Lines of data
····················
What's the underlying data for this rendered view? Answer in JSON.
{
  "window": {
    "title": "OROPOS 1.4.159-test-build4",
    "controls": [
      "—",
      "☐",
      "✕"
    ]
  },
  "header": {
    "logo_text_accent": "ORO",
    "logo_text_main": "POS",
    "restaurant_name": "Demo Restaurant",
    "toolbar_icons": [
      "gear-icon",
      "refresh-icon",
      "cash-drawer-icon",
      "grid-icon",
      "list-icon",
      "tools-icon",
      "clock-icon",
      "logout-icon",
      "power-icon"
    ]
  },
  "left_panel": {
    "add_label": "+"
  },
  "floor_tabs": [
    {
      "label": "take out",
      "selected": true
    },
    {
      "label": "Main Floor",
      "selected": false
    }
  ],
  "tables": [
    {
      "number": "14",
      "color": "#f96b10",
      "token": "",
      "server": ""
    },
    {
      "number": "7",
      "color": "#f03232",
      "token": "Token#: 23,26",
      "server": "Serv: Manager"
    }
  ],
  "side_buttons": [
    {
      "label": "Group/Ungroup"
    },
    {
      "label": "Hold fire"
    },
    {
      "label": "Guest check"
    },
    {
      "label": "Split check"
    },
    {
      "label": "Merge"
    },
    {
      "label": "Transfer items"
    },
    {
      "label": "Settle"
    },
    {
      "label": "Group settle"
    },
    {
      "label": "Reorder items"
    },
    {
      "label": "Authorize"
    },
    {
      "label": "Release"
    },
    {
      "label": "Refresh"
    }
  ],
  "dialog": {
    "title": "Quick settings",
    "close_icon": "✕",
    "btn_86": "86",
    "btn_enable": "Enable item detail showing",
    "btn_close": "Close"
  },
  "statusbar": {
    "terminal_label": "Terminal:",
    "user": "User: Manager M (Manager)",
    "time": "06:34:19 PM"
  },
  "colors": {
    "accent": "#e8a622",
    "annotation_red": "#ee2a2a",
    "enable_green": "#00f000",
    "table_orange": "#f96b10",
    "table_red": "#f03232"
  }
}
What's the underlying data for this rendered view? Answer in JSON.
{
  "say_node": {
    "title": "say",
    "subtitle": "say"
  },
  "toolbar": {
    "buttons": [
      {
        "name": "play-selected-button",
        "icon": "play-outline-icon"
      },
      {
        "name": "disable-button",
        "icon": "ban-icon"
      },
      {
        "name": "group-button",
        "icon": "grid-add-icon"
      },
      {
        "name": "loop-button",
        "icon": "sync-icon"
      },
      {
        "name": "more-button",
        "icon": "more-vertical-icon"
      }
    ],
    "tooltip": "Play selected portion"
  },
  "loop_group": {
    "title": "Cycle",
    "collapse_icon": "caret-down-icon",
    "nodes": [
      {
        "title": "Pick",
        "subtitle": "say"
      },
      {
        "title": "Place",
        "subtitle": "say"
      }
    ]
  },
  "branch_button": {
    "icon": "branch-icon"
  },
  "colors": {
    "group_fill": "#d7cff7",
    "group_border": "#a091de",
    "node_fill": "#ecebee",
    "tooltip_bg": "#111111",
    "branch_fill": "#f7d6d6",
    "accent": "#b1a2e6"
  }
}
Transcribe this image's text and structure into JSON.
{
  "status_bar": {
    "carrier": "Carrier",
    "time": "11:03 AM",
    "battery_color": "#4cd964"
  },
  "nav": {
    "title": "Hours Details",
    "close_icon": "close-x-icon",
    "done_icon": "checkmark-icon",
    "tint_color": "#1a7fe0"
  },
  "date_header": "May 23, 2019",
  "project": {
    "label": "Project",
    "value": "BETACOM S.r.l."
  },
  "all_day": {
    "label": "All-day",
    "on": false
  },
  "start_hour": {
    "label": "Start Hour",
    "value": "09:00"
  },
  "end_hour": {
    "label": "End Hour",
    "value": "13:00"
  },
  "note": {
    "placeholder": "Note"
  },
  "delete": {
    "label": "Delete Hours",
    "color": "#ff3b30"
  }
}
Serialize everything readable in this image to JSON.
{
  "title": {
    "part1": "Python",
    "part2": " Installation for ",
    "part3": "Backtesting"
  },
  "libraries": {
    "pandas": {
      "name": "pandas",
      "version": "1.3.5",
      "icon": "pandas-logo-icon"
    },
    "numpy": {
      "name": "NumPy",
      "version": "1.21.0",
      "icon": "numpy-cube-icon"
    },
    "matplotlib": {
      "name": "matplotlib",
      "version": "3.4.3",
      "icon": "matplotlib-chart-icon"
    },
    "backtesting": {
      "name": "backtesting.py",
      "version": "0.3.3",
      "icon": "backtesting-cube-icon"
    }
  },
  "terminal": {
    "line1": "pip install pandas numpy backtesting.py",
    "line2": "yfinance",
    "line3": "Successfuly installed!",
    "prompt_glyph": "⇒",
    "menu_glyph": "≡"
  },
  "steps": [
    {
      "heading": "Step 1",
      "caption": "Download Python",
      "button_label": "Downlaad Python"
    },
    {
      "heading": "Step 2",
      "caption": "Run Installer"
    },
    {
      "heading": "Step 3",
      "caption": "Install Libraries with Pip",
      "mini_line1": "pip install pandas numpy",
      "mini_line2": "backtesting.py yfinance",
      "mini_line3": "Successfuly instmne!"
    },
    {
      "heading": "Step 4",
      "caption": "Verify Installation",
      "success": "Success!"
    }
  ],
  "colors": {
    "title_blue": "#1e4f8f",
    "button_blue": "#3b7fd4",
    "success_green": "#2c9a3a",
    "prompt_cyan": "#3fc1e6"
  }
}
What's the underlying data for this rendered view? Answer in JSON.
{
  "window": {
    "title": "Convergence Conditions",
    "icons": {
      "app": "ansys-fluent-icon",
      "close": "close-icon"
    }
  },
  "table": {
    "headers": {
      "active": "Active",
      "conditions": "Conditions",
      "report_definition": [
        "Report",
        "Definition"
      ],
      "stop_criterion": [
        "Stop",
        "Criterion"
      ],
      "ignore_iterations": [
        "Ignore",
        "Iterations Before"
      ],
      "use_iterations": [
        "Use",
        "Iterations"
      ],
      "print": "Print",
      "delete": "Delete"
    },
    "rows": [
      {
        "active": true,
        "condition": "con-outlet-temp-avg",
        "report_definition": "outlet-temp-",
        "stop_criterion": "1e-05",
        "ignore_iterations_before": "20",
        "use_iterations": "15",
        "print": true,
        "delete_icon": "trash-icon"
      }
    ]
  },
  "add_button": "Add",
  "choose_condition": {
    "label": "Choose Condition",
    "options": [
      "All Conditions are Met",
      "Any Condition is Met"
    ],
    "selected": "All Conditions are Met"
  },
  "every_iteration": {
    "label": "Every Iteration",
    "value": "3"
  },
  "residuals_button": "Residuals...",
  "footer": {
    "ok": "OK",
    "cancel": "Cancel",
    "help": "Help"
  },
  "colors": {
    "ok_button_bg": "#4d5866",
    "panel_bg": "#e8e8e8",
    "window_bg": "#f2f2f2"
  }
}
····················
▶ [Aim]: Show all lines in the entries above where the string "image" appears.

▶ [The solution]:
Transcribe this image's text and structure into JSON.
Serialize everything readable in this image to JSON.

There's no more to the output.